**Problem details**:
Quote the entries in full, character for character, without their images.

**Available data**:
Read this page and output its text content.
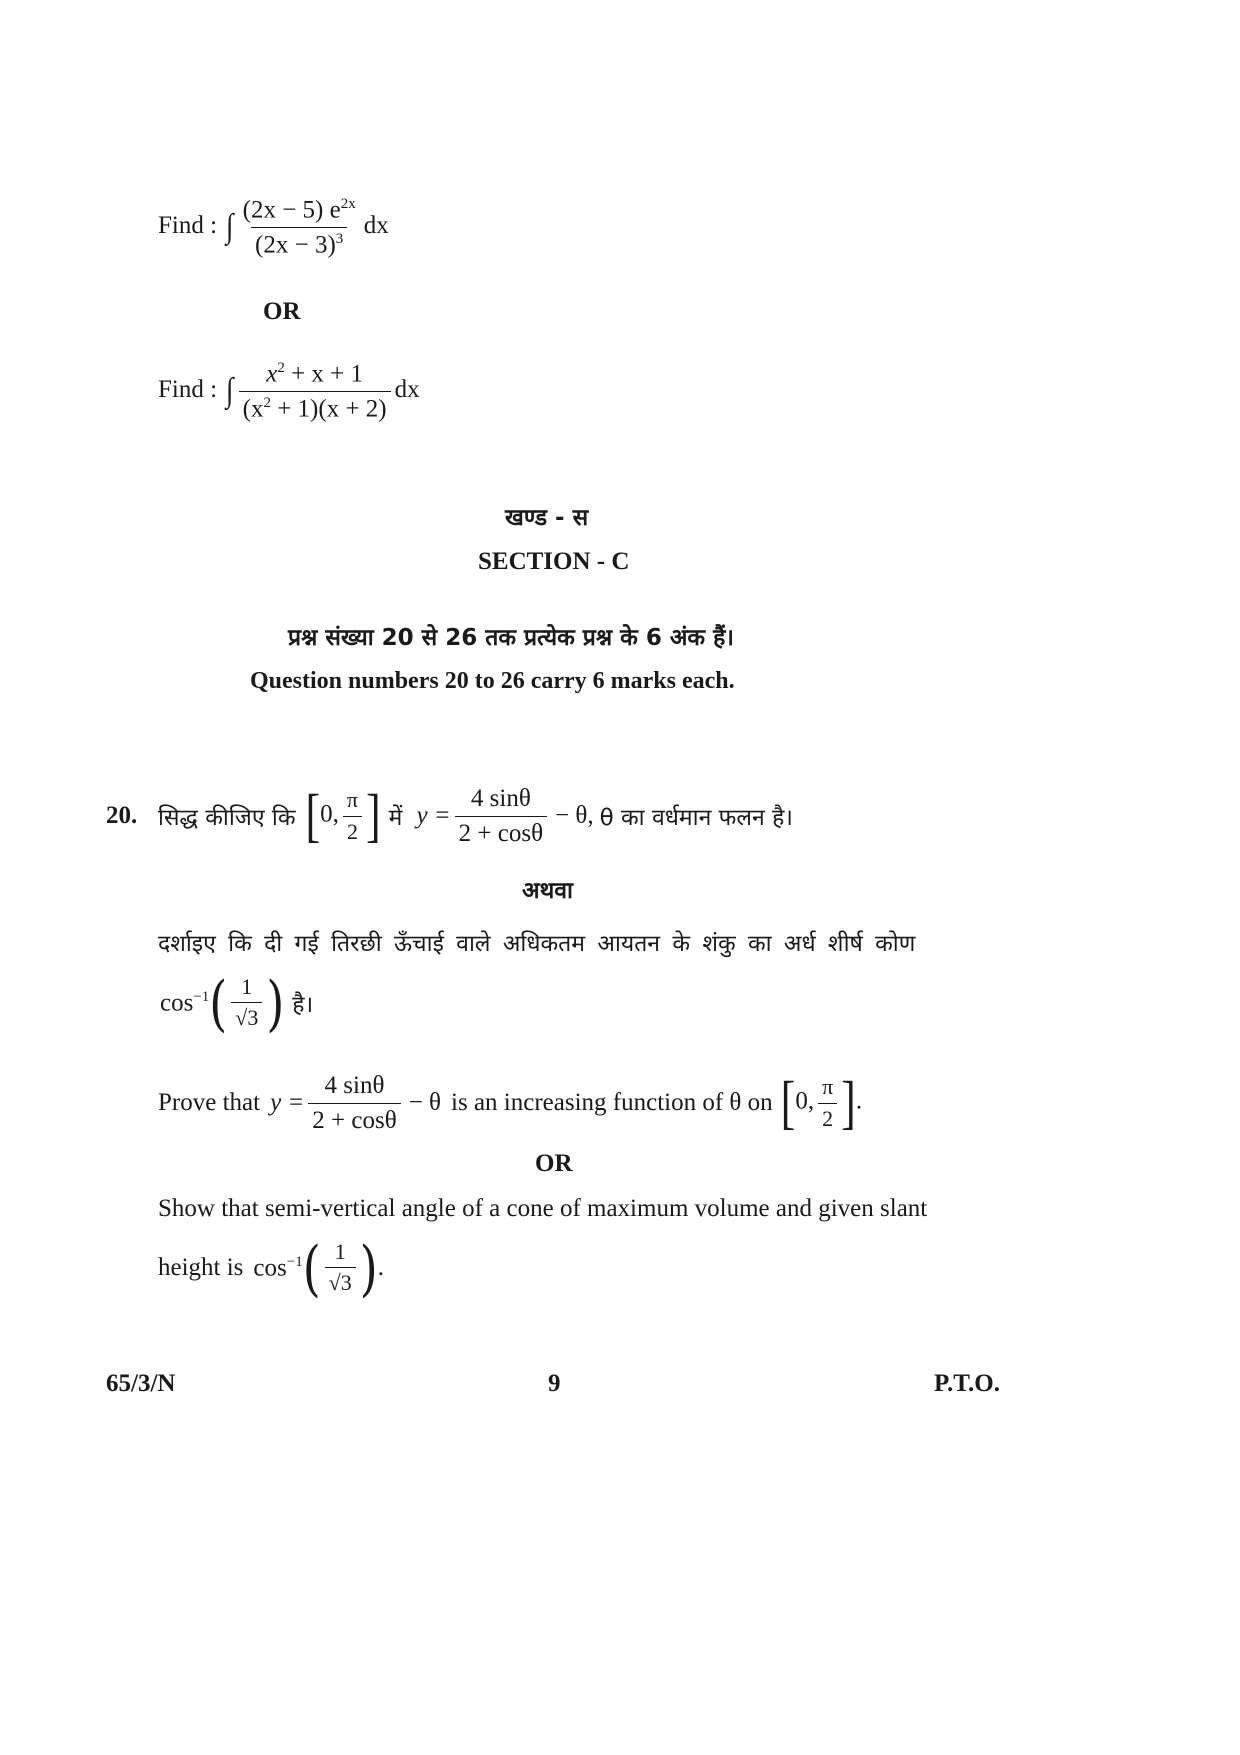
Find : ∫ $\frac{(2x - 5) e^{2x}}{(2x - 3)^3}$ dx
OR
Find : ∫ $\frac{x^2 + x + 1}{(x^2 + 1)(x + 2)}$ dx
खण्ड - स
SECTION - C
प्रश्न संख्या 20 से 26 तक प्रत्येक प्रश्न के 6 अंक हैं।
Question numbers 20 to 26 carry 6 marks each.
20. सिद्ध कीजिए कि [0, $\frac{\pi}{2}$ ] में $y = \frac{4 \sin\theta}{2 + \cos\theta} - \theta$, θ का वर्धमान फलन है।
अथवा
दर्शाइए कि दी गई तिरछी ऊँचाई वाले अधिकतम आयतन के शंकु का अर्ध शीर्ष कोण
$\cos^{-1}$ ( $\frac{1}{√3}$ ) है।
Prove that $y = \frac{4 \sin\theta}{2 + \cos\theta} - \theta$ is an increasing function of θ on [0, $\frac{\pi}{2}$ ].
OR
Show that semi-vertical angle of a cone of maximum volume and given slant
height is $\cos^{-1}$ ( $\frac{1}{√3}$ ) .
65/3/N	9	P.T.O.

**Answer for this exercise**:
Read this page and output its text content.
Find : ∫ $\frac{(2x - 5) e^{2x}}{(2x - 3)^3}$ dx
OR
Find : ∫ $\frac{x^2 + x + 1}{(x^2 + 1)(x + 2)}$ dx
खण्ड - स
SECTION - C
प्रश्न संख्या 20 से 26 तक प्रत्येक प्रश्न के 6 अंक हैं।
Question numbers 20 to 26 carry 6 marks each.
20. सिद्ध कीजिए कि [0, $\frac{\pi}{2}$ ] में $y = \frac{4 \sin\theta}{2 + \cos\theta} - \theta$, θ का वर्धमान फलन है।
अथवा
दर्शाइए कि दी गई तिरछी ऊँचाई वाले अधिकतम आयतन के शंकु का अर्ध शीर्ष कोण
$\cos^{-1}$ ( $\frac{1}{√3}$ ) है।
Prove that $y = \frac{4 \sin\theta}{2 + \cos\theta} - \theta$ is an increasing function of θ on [0, $\frac{\pi}{2}$ ].
OR
Show that semi-vertical angle of a cone of maximum volume and given slant
height is $\cos^{-1}$ ( $\frac{1}{√3}$ ) .
65/3/N	9	P.T.O.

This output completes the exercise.